## RECORD LIST

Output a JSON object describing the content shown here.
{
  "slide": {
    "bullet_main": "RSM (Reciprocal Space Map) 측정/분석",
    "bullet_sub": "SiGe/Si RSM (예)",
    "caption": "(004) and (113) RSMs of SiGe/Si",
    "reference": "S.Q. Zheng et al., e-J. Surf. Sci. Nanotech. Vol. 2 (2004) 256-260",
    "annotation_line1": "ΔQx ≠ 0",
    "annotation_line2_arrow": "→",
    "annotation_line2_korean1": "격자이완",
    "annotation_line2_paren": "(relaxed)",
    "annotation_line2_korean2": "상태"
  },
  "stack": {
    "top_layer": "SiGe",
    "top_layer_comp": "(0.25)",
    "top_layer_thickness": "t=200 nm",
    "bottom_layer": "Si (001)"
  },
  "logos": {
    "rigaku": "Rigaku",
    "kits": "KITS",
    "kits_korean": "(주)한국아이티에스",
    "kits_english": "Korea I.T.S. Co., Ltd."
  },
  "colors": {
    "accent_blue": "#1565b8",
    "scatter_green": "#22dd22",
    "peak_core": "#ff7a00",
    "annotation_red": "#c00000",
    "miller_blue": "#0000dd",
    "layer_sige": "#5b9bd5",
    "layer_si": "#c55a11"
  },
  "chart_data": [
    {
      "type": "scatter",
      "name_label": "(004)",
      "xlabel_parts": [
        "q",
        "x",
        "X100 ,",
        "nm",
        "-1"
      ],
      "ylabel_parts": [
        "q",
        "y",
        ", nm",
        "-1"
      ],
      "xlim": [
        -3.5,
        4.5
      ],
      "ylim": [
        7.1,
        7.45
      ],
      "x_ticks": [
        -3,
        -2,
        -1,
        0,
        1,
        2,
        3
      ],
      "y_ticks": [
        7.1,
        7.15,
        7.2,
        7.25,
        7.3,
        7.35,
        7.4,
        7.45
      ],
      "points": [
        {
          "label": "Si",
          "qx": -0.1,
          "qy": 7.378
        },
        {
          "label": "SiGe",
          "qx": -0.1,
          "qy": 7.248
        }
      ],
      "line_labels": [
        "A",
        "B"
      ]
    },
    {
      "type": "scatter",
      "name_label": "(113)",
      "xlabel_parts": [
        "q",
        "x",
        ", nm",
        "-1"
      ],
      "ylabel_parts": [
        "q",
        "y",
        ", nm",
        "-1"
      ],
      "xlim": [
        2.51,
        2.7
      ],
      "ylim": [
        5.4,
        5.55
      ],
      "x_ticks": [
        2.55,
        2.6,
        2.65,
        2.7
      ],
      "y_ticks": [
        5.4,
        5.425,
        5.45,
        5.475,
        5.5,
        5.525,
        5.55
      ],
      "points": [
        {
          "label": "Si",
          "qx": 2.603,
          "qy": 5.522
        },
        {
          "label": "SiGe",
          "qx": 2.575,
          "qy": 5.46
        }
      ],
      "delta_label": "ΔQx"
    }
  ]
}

## TASK BRIEF
Type out the entries again, word for word.

## SOLUTION FOR THIS PROBLEM
Output a JSON object describing the content shown here.
{
  "slide": {
    "bullet_main": "RSM (Reciprocal Space Map) 측정/분석",
    "bullet_sub": "SiGe/Si RSM (예)",
    "caption": "(004) and (113) RSMs of SiGe/Si",
    "reference": "S.Q. Zheng et al., e-J. Surf. Sci. Nanotech. Vol. 2 (2004) 256-260",
    "annotation_line1": "ΔQx ≠ 0",
    "annotation_line2_arrow": "→",
    "annotation_line2_korean1": "격자이완",
    "annotation_line2_paren": "(relaxed)",
    "annotation_line2_korean2": "상태"
  },
  "stack": {
    "top_layer": "SiGe",
    "top_layer_comp": "(0.25)",
    "top_layer_thickness": "t=200 nm",
    "bottom_layer": "Si (001)"
  },
  "logos": {
    "rigaku": "Rigaku",
    "kits": "KITS",
    "kits_korean": "(주)한국아이티에스",
    "kits_english": "Korea I.T.S. Co., Ltd."
  },
  "colors": {
    "accent_blue": "#1565b8",
    "scatter_green": "#22dd22",
    "peak_core": "#ff7a00",
    "annotation_red": "#c00000",
    "miller_blue": "#0000dd",
    "layer_sige": "#5b9bd5",
    "layer_si": "#c55a11"
  },
  "chart_data": [
    {
      "type": "scatter",
      "name_label": "(004)",
      "xlabel_parts": [
        "q",
        "x",
        "X100 ,",
        "nm",
        "-1"
      ],
      "ylabel_parts": [
        "q",
        "y",
        ", nm",
        "-1"
      ],
      "xlim": [
        -3.5,
        4.5
      ],
      "ylim": [
        7.1,
        7.45
      ],
      "x_ticks": [
        -3,
        -2,
        -1,
        0,
        1,
        2,
        3
      ],
      "y_ticks": [
        7.1,
        7.15,
        7.2,
        7.25,
        7.3,
        7.35,
        7.4,
        7.45
      ],
      "points": [
        {
          "label": "Si",
          "qx": -0.1,
          "qy": 7.378
        },
        {
          "label": "SiGe",
          "qx": -0.1,
          "qy": 7.248
        }
      ],
      "line_labels": [
        "A",
        "B"
      ]
    },
    {
      "type": "scatter",
      "name_label": "(113)",
      "xlabel_parts": [
        "q",
        "x",
        ", nm",
        "-1"
      ],
      "ylabel_parts": [
        "q",
        "y",
        ", nm",
        "-1"
      ],
      "xlim": [
        2.51,
        2.7
      ],
      "ylim": [
        5.4,
        5.55
      ],
      "x_ticks": [
        2.55,
        2.6,
        2.65,
        2.7
      ],
      "y_ticks": [
        5.4,
        5.425,
        5.45,
        5.475,
        5.5,
        5.525,
        5.55
      ],
      "points": [
        {
          "label": "Si",
          "qx": 2.603,
          "qy": 5.522
        },
        {
          "label": "SiGe",
          "qx": 2.575,
          "qy": 5.46
        }
      ],
      "delta_label": "ΔQx"
    }
  ]
}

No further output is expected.